DESCRIPTION OF THE TASK:
In the records below, find the line containing "Give me the"; copy exactly that line and all lines after it to the end, and nothing else.

DATA PROVIDED:
▼▼▼

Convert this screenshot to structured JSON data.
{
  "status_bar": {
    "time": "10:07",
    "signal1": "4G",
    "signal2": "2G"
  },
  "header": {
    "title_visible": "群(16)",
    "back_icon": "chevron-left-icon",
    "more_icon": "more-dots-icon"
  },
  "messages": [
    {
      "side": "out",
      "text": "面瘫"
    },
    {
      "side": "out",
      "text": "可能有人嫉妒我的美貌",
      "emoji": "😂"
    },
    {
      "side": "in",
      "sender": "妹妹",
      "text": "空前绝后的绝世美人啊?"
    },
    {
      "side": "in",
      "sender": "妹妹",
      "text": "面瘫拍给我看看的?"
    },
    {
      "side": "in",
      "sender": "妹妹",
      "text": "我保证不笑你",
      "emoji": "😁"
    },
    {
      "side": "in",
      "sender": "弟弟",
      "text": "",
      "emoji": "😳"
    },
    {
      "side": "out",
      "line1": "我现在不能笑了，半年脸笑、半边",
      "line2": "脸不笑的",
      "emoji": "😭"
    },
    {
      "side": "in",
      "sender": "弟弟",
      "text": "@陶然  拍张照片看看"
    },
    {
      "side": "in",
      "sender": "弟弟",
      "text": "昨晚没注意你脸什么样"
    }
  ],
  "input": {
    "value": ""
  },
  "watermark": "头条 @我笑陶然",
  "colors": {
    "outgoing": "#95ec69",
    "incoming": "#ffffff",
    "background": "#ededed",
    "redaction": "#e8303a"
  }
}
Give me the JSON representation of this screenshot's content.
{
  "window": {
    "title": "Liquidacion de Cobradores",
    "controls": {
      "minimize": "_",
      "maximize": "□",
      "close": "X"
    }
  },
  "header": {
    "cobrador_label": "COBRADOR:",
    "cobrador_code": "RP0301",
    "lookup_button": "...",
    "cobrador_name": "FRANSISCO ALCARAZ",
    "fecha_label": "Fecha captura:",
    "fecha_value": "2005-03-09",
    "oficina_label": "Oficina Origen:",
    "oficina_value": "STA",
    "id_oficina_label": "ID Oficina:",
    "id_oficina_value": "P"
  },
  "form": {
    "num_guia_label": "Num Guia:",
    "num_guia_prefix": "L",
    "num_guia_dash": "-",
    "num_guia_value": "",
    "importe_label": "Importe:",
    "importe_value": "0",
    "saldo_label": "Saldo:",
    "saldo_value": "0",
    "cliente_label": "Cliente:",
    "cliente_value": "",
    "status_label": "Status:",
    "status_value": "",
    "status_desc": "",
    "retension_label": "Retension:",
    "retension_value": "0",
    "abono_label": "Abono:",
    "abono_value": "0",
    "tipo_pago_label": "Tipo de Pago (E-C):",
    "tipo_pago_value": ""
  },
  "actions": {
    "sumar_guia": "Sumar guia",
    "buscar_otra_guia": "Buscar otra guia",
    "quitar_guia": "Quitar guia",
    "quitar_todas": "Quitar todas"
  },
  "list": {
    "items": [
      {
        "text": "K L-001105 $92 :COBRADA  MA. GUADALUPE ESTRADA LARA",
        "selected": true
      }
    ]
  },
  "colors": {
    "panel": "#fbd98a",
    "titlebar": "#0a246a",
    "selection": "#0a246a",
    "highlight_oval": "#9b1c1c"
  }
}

▲▲▲

OUTPUT BELOW:
Give me the JSON representation of this screenshot's content.
{
  "window": {
    "title": "Liquidacion de Cobradores",
    "controls": {
      "minimize": "_",
      "maximize": "□",
      "close": "X"
    }
  },
  "header": {
    "cobrador_label": "COBRADOR:",
    "cobrador_code": "RP0301",
    "lookup_button": "...",
    "cobrador_name": "FRANSISCO ALCARAZ",
    "fecha_label": "Fecha captura:",
    "fecha_value": "2005-03-09",
    "oficina_label": "Oficina Origen:",
    "oficina_value": "STA",
    "id_oficina_label": "ID Oficina:",
    "id_oficina_value": "P"
  },
  "form": {
    "num_guia_label": "Num Guia:",
    "num_guia_prefix": "L",
    "num_guia_dash": "-",
    "num_guia_value": "",
    "importe_label": "Importe:",
    "importe_value": "0",
    "saldo_label": "Saldo:",
    "saldo_value": "0",
    "cliente_label": "Cliente:",
    "cliente_value": "",
    "status_label": "Status:",
    "status_value": "",
    "status_desc": "",
    "retension_label": "Retension:",
    "retension_value": "0",
    "abono_label": "Abono:",
    "abono_value": "0",
    "tipo_pago_label": "Tipo de Pago (E-C):",
    "tipo_pago_value": ""
  },
  "actions": {
    "sumar_guia": "Sumar guia",
    "buscar_otra_guia": "Buscar otra guia",
    "quitar_guia": "Quitar guia",
    "quitar_todas": "Quitar todas"
  },
  "list": {
    "items": [
      {
        "text": "K L-001105 $92 :COBRADA  MA. GUADALUPE ESTRADA LARA",
        "selected": true
      }
    ]
  },
  "colors": {
    "panel": "#fbd98a",
    "titlebar": "#0a246a",
    "selection": "#0a246a",
    "highlight_oval": "#9b1c1c"
  }
}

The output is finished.